Work to be completed :: Go through the material and pull out every line with the string "áron" in it.

Material shown ::

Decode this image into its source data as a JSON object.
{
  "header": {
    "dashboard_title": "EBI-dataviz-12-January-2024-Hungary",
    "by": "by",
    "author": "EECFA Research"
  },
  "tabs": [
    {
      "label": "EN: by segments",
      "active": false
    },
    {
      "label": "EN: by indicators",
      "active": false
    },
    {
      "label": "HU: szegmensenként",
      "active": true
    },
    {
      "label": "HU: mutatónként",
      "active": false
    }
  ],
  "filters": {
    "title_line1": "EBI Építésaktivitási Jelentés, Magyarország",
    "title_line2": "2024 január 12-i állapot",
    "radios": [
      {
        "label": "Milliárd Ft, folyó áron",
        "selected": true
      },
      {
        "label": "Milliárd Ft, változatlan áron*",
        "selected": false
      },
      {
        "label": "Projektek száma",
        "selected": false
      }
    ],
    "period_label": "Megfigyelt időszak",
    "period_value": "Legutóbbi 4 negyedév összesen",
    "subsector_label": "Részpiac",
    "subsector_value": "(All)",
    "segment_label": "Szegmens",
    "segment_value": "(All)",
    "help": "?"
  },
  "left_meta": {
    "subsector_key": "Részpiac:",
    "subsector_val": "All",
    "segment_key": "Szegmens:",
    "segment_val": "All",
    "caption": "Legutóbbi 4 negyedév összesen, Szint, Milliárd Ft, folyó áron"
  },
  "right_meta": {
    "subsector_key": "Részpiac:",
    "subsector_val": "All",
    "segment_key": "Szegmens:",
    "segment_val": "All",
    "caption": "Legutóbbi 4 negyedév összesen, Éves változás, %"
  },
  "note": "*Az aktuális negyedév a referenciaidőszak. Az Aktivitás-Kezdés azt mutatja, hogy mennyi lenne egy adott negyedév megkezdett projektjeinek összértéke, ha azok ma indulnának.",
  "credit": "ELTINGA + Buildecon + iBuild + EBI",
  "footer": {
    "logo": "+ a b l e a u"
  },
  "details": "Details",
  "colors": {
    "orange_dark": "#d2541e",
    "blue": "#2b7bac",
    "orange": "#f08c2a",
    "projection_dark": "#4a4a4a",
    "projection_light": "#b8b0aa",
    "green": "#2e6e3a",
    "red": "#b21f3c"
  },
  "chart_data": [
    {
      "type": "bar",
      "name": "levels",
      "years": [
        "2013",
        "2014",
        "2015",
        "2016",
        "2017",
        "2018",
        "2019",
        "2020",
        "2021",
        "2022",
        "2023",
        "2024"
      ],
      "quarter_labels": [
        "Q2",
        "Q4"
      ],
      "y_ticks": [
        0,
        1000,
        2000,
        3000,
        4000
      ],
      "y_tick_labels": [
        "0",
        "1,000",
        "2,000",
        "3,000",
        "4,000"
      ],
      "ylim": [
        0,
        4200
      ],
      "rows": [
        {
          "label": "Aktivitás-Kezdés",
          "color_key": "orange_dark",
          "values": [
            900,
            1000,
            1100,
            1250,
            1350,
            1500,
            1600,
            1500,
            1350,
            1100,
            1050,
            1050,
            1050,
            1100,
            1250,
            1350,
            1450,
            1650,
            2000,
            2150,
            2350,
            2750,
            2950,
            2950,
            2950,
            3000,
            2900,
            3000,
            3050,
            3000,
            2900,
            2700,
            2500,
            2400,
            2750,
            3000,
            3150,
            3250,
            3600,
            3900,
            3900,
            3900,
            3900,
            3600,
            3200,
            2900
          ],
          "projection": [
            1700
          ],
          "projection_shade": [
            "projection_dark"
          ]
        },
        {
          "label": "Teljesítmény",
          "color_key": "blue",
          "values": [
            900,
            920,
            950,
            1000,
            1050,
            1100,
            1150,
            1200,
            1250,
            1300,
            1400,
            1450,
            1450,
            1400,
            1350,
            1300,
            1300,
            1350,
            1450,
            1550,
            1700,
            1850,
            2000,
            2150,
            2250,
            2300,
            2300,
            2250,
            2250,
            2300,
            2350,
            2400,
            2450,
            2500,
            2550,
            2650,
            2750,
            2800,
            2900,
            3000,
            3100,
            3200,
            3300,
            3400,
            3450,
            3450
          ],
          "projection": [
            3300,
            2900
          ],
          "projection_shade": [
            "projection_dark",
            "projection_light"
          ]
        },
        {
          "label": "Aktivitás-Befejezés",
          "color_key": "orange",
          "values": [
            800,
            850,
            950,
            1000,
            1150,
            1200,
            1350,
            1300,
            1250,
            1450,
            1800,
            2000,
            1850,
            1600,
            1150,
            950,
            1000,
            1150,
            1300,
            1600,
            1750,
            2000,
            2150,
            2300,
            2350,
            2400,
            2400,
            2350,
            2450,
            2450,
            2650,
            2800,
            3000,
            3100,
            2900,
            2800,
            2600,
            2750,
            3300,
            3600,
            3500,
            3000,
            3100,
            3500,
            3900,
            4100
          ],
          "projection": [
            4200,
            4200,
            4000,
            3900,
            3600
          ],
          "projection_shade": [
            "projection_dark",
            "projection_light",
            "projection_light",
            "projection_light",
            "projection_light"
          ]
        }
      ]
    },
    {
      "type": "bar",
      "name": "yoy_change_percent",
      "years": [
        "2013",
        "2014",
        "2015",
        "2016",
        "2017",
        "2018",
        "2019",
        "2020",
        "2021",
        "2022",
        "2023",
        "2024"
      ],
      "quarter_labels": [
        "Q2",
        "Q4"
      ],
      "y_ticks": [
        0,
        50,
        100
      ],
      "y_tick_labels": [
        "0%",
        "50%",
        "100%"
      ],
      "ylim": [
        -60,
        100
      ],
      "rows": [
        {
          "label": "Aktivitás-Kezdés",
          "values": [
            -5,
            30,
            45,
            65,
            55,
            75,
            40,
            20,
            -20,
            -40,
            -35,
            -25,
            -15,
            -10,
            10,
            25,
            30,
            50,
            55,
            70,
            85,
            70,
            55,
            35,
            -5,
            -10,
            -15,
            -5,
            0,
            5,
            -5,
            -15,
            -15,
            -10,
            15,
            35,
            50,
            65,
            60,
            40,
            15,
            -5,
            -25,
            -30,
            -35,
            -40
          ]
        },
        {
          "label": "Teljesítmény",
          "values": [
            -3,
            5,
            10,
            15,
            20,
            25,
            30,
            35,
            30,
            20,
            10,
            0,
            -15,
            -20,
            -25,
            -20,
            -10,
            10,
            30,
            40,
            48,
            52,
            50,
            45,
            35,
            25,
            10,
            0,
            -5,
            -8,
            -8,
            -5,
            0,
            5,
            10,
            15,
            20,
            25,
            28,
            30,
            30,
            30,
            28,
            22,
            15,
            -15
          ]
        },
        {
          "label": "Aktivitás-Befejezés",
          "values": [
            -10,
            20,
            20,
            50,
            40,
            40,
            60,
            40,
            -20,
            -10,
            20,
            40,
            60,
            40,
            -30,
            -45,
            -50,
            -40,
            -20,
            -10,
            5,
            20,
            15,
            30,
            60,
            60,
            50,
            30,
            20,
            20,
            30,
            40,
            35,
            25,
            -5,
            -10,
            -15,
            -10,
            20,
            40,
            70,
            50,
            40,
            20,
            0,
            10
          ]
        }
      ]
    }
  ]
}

Task answer ::
        "label": "Milliárd Ft, folyó áron",
        "label": "Milliárd Ft, változatlan áron*",
    "caption": "Legutóbbi 4 negyedév összesen, Szint, Milliárd Ft, folyó áron"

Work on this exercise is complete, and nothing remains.